Start GIVEN RECORDS

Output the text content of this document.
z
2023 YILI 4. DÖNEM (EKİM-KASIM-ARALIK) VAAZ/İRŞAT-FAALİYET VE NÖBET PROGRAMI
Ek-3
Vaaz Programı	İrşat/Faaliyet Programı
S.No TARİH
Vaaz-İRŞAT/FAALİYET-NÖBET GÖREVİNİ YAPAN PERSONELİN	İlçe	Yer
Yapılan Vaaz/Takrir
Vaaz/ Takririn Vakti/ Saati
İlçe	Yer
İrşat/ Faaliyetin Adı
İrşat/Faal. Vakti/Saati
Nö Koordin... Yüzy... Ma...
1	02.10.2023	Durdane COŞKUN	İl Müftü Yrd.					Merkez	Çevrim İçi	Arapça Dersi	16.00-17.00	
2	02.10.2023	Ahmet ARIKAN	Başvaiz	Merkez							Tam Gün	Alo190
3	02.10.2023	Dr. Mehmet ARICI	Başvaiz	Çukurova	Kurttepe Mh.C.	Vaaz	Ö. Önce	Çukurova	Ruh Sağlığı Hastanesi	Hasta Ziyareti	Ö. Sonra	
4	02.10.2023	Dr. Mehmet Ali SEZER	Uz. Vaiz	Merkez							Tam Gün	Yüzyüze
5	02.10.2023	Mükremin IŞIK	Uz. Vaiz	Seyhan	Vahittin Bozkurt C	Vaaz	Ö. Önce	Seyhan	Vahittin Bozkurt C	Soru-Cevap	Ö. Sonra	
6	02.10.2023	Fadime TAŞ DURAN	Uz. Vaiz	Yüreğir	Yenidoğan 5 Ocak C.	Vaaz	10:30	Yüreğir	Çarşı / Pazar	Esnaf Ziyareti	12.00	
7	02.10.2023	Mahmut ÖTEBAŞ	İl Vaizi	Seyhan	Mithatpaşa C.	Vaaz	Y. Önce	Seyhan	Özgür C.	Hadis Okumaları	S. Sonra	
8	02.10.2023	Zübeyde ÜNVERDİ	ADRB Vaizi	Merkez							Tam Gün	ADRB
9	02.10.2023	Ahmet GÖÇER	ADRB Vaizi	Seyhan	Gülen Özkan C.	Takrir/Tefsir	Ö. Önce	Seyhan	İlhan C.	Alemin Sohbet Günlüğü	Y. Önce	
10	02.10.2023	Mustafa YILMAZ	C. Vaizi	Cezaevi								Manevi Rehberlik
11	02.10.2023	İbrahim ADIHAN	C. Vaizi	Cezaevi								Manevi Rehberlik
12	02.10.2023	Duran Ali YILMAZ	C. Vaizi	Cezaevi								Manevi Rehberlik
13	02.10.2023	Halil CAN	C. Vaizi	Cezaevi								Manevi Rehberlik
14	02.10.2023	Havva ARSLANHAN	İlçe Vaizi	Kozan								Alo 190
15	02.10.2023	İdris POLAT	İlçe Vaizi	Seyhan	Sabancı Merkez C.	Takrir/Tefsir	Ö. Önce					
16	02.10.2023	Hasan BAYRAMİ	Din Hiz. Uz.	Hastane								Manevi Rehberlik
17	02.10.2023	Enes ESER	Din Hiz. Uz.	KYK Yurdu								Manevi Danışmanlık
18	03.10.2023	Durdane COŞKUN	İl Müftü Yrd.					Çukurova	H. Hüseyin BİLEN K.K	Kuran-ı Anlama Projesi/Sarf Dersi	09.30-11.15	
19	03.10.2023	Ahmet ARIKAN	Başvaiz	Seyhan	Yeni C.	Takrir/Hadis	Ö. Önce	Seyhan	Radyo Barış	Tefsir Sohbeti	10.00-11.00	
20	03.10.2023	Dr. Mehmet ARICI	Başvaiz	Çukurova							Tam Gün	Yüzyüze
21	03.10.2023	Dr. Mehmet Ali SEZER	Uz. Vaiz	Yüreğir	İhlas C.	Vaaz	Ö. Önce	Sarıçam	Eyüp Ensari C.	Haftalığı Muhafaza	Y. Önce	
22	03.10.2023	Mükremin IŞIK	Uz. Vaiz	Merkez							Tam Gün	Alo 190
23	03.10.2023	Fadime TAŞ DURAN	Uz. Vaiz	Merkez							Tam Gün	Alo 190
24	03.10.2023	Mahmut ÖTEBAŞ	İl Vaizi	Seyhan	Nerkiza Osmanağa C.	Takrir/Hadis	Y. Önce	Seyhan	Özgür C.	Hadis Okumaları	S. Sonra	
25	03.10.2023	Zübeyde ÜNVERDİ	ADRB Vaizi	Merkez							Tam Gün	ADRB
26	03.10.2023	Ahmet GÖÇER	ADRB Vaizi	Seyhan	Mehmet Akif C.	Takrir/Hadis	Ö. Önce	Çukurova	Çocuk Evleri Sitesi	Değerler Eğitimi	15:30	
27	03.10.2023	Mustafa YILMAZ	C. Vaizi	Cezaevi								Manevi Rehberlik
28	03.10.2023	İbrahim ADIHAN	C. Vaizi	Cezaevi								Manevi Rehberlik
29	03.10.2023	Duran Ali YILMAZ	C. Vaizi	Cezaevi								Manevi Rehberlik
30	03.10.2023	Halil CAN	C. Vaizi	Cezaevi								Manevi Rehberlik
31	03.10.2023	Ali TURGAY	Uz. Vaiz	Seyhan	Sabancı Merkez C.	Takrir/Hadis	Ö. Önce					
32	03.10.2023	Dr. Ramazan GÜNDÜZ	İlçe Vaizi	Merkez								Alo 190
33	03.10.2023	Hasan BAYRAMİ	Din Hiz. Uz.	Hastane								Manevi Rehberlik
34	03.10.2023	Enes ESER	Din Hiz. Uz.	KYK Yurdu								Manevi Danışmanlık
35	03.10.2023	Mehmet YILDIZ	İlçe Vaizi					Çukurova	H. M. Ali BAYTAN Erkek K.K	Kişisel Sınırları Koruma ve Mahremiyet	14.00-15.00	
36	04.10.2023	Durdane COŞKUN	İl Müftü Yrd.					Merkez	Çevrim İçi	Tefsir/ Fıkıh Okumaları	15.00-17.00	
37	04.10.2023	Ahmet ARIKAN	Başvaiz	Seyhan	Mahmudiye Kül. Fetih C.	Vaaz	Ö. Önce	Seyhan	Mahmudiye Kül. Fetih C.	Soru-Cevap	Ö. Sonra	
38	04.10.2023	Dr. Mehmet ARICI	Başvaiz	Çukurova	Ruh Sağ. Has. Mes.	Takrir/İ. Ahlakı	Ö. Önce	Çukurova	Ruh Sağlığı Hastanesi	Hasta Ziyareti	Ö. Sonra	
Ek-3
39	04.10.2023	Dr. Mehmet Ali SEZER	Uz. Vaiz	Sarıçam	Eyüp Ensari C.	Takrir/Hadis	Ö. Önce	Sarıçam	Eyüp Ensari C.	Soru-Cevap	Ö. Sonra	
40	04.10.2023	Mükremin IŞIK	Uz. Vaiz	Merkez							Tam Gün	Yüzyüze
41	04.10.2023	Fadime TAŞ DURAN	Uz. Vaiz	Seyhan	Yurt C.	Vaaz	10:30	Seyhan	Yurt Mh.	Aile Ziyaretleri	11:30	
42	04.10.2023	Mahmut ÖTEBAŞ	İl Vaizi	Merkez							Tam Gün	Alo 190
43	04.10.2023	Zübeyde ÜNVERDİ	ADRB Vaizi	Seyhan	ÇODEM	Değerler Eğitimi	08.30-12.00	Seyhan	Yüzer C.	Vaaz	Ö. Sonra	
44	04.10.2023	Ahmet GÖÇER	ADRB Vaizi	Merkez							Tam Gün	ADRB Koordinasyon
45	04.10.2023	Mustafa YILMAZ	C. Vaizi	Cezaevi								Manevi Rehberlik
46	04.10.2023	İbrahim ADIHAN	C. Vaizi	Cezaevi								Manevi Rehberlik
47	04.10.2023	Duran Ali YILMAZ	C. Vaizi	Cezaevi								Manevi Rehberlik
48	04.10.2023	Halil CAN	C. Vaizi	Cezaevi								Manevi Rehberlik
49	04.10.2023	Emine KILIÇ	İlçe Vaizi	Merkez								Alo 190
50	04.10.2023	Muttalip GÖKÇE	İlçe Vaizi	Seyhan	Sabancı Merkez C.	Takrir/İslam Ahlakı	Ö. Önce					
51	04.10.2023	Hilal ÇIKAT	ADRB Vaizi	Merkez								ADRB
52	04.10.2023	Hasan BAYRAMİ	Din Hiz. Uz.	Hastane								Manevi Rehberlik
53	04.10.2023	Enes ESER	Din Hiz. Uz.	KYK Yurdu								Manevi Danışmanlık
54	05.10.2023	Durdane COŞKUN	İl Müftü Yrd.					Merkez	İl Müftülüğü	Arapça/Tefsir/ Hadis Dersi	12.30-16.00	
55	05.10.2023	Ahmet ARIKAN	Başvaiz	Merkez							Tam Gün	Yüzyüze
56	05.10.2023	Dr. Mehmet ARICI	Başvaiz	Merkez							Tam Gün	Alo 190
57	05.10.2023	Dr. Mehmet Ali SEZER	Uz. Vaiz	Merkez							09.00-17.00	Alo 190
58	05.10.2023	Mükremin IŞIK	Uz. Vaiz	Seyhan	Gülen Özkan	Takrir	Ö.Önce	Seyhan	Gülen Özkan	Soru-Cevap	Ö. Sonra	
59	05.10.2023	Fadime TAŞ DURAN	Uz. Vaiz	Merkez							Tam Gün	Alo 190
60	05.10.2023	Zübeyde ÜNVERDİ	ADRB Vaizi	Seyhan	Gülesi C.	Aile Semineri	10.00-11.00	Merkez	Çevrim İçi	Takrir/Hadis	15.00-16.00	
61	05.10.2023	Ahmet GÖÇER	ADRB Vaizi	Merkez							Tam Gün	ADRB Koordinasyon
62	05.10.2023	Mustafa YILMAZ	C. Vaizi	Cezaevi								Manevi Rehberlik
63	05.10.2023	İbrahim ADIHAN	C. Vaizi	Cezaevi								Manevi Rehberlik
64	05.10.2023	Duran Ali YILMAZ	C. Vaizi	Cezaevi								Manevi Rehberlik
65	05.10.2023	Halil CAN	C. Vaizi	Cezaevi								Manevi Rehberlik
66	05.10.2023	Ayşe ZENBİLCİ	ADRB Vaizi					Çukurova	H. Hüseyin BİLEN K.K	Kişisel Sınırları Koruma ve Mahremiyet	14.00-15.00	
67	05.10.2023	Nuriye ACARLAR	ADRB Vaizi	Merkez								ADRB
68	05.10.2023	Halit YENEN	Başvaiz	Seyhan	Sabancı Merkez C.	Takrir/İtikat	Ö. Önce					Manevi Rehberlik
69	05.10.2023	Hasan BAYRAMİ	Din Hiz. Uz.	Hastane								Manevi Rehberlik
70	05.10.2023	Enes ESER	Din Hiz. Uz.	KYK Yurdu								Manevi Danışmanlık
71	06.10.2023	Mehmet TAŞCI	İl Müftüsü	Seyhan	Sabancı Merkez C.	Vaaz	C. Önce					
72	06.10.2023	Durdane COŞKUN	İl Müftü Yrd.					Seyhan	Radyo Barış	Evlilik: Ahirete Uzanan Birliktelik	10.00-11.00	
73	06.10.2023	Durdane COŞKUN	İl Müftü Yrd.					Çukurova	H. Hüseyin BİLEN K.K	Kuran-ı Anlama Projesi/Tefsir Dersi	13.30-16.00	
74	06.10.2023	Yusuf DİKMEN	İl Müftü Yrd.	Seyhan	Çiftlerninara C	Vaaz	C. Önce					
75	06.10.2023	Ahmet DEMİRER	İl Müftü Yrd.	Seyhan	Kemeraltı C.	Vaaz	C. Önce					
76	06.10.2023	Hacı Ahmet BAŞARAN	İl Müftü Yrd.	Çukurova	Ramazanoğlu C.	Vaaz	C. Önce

End GIVEN RECORDS

● **GOAL**:
From the entries above, select each line containing the string "Halil".

● **FULL ANSWER**:
13	02.10.2023	Halil CAN	C. Vaizi	Cezaevi								Manevi Rehberlik
30	03.10.2023	Halil CAN	C. Vaizi	Cezaevi								Manevi Rehberlik
48	04.10.2023	Halil CAN	C. Vaizi	Cezaevi								Manevi Rehberlik
65	05.10.2023	Halil CAN	C. Vaizi	Cezaevi								Manevi Rehberlik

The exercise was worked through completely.